- _GIVEN EXERCISE_: Without the pictures, write out all the lines below exactly as they appear.

- _INFORMATION SHOWN_:
------------------------------------

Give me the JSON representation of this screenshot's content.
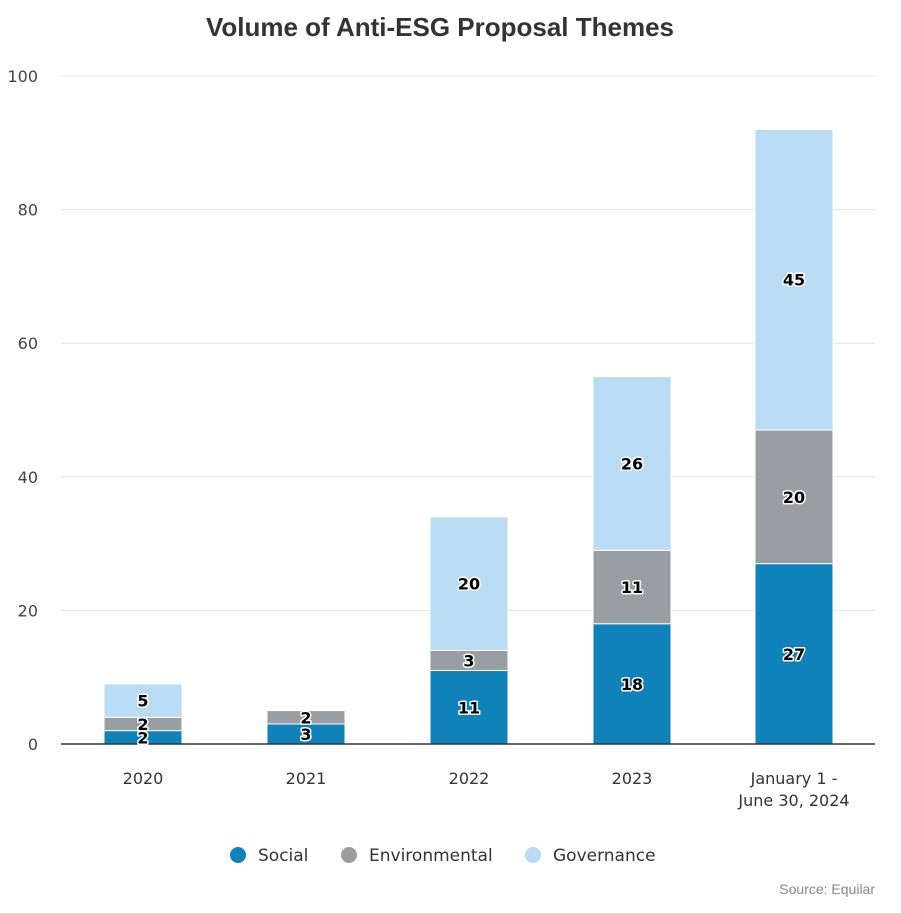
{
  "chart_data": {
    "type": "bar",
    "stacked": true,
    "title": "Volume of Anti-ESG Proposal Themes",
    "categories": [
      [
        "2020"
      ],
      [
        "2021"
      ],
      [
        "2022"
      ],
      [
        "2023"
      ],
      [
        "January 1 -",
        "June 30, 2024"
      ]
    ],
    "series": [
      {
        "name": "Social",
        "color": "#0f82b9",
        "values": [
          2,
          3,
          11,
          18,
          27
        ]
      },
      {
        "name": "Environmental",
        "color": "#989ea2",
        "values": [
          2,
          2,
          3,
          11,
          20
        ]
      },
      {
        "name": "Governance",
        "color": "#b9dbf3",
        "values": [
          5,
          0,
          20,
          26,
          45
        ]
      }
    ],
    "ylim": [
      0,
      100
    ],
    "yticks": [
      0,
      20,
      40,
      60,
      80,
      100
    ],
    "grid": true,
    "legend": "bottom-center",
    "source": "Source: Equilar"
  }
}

------------------------------------

- _WRITTEN RESPONSE_:
Give me the JSON representation of this screenshot's content.
{
  "chart_data": {
    "type": "bar",
    "stacked": true,
    "title": "Volume of Anti-ESG Proposal Themes",
    "categories": [
      [
        "2020"
      ],
      [
        "2021"
      ],
      [
        "2022"
      ],
      [
        "2023"
      ],
      [
        "January 1 -",
        "June 30, 2024"
      ]
    ],
    "series": [
      {
        "name": "Social",
        "color": "#0f82b9",
        "values": [
          2,
          3,
          11,
          18,
          27
        ]
      },
      {
        "name": "Environmental",
        "color": "#989ea2",
        "values": [
          2,
          2,
          3,
          11,
          20
        ]
      },
      {
        "name": "Governance",
        "color": "#b9dbf3",
        "values": [
          5,
          0,
          20,
          26,
          45
        ]
      }
    ],
    "ylim": [
      0,
      100
    ],
    "yticks": [
      0,
      20,
      40,
      60,
      80,
      100
    ],
    "grid": true,
    "legend": "bottom-center",
    "source": "Source: Equilar"
  }
}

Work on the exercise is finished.